Each entry below should be echoed exactly, with pictures omitted.

## Begin

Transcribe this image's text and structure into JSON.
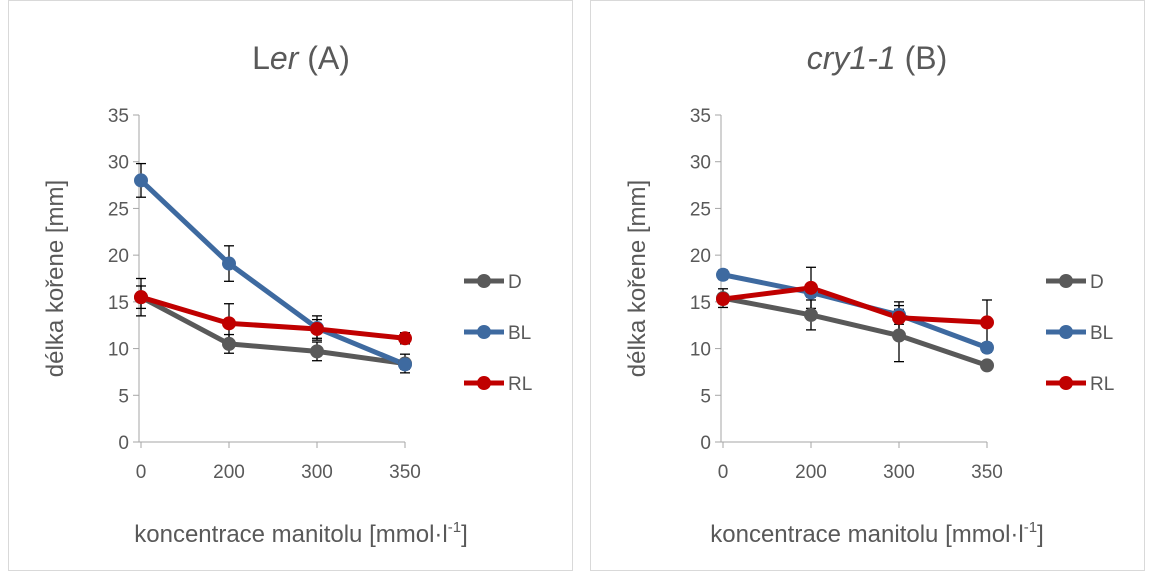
{
  "colors": {
    "D": "#595959",
    "BL": "#3e6aa0",
    "RL": "#c00000",
    "axis": "#a6a6a6",
    "text": "#595959"
  },
  "chart_data": [
    {
      "type": "line",
      "title_prefix": "L",
      "title_italic": "er",
      "title_suffix": " (A)",
      "xlabel": "koncentrace manitolu [mmol·l",
      "xlabel_sup": "-1",
      "xlabel_end": "]",
      "ylabel": "délka kořene [mm]",
      "x": [
        "0",
        "200",
        "300",
        "350"
      ],
      "ylim": [
        0,
        35
      ],
      "yticks": [
        "0",
        "5",
        "10",
        "15",
        "20",
        "25",
        "30",
        "35"
      ],
      "legend_position": "right",
      "series": [
        {
          "name": "D",
          "values": [
            15.5,
            10.5,
            9.7,
            8.4
          ],
          "errors": [
            2.0,
            1.0,
            1.0,
            1.0
          ]
        },
        {
          "name": "BL",
          "values": [
            28.0,
            19.1,
            12.2,
            8.3
          ],
          "errors": [
            1.8,
            1.9,
            1.3,
            0.5
          ]
        },
        {
          "name": "RL",
          "values": [
            15.5,
            12.7,
            12.1,
            11.1
          ],
          "errors": [
            1.2,
            2.1,
            1.0,
            0.6
          ]
        }
      ]
    },
    {
      "type": "line",
      "title_prefix": "",
      "title_italic": "cry1-1",
      "title_suffix": " (B)",
      "xlabel": "koncentrace manitolu [mmol·l",
      "xlabel_sup": "-1",
      "xlabel_end": "]",
      "ylabel": "délka kořene [mm]",
      "x": [
        "0",
        "200",
        "300",
        "350"
      ],
      "ylim": [
        0,
        35
      ],
      "yticks": [
        "0",
        "5",
        "10",
        "15",
        "20",
        "25",
        "30",
        "35"
      ],
      "legend_position": "right",
      "series": [
        {
          "name": "D",
          "values": [
            15.4,
            13.6,
            11.4,
            8.2
          ],
          "errors": [
            1.0,
            1.6,
            2.8,
            0.4
          ]
        },
        {
          "name": "BL",
          "values": [
            17.9,
            16.0,
            13.6,
            10.1
          ],
          "errors": [
            0.5,
            0.5,
            1.0,
            0.5
          ]
        },
        {
          "name": "RL",
          "values": [
            15.3,
            16.5,
            13.3,
            12.8
          ],
          "errors": [
            0.5,
            2.2,
            1.7,
            2.4
          ]
        }
      ]
    }
  ]
}
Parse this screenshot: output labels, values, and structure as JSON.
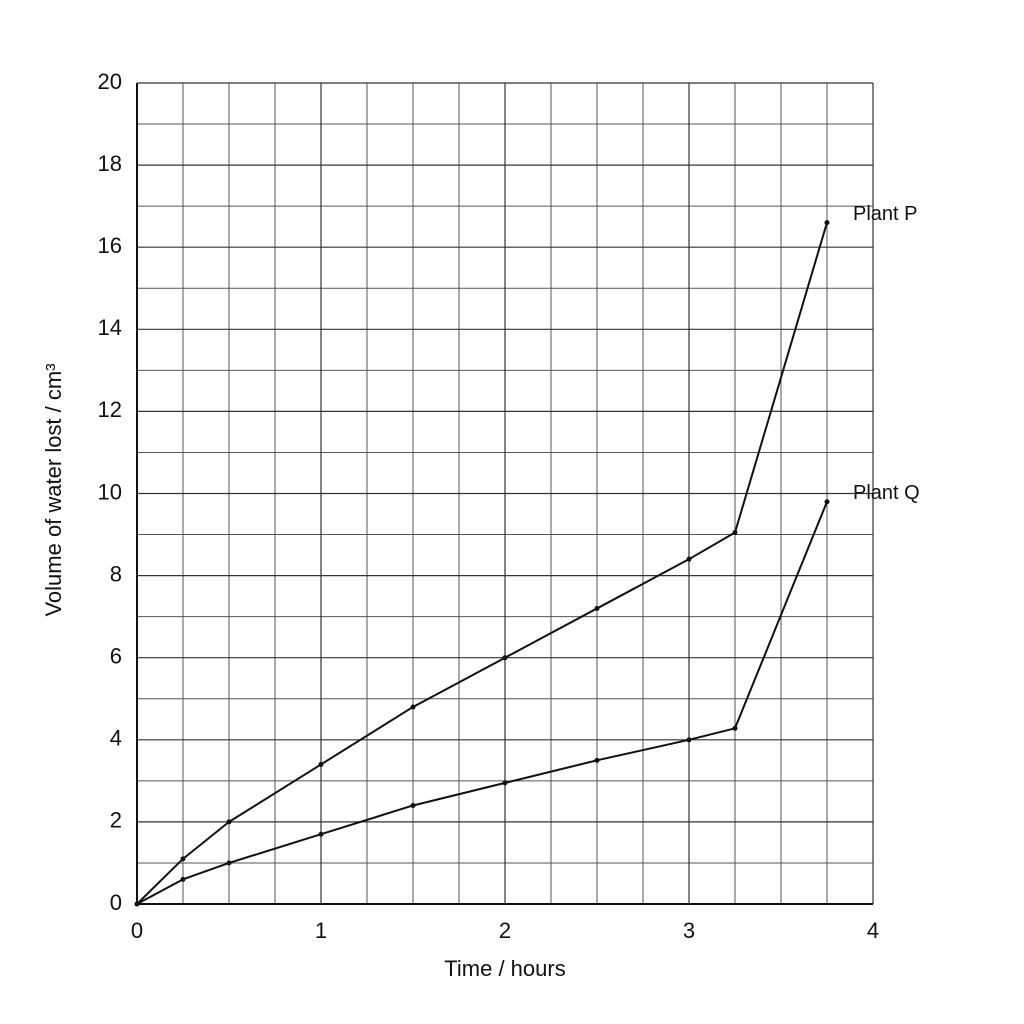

## End

◆ Correct result ◆
Transcribe this image's text and structure into JSON.
{
  "colors": {
    "D": "#595959",
    "BL": "#3e6aa0",
    "RL": "#c00000",
    "axis": "#a6a6a6",
    "text": "#595959"
  },
  "chart_data": [
    {
      "type": "line",
      "title_prefix": "L",
      "title_italic": "er",
      "title_suffix": " (A)",
      "xlabel": "koncentrace manitolu [mmol·l",
      "xlabel_sup": "-1",
      "xlabel_end": "]",
      "ylabel": "délka kořene [mm]",
      "x": [
        "0",
        "200",
        "300",
        "350"
      ],
      "ylim": [
        0,
        35
      ],
      "yticks": [
        "0",
        "5",
        "10",
        "15",
        "20",
        "25",
        "30",
        "35"
      ],
      "legend_position": "right",
      "series": [
        {
          "name": "D",
          "values": [
            15.5,
            10.5,
            9.7,
            8.4
          ],
          "errors": [
            2.0,
            1.0,
            1.0,
            1.0
          ]
        },
        {
          "name": "BL",
          "values": [
            28.0,
            19.1,
            12.2,
            8.3
          ],
          "errors": [
            1.8,
            1.9,
            1.3,
            0.5
          ]
        },
        {
          "name": "RL",
          "values": [
            15.5,
            12.7,
            12.1,
            11.1
          ],
          "errors": [
            1.2,
            2.1,
            1.0,
            0.6
          ]
        }
      ]
    },
    {
      "type": "line",
      "title_prefix": "",
      "title_italic": "cry1-1",
      "title_suffix": " (B)",
      "xlabel": "koncentrace manitolu [mmol·l",
      "xlabel_sup": "-1",
      "xlabel_end": "]",
      "ylabel": "délka kořene [mm]",
      "x": [
        "0",
        "200",
        "300",
        "350"
      ],
      "ylim": [
        0,
        35
      ],
      "yticks": [
        "0",
        "5",
        "10",
        "15",
        "20",
        "25",
        "30",
        "35"
      ],
      "legend_position": "right",
      "series": [
        {
          "name": "D",
          "values": [
            15.4,
            13.6,
            11.4,
            8.2
          ],
          "errors": [
            1.0,
            1.6,
            2.8,
            0.4
          ]
        },
        {
          "name": "BL",
          "values": [
            17.9,
            16.0,
            13.6,
            10.1
          ],
          "errors": [
            0.5,
            0.5,
            1.0,
            0.5
          ]
        },
        {
          "name": "RL",
          "values": [
            15.3,
            16.5,
            13.3,
            12.8
          ],
          "errors": [
            0.5,
            2.2,
            1.7,
            2.4
          ]
        }
      ]
    }
  ]
}
Parse this screenshot: output labels, values, and structure as JSON.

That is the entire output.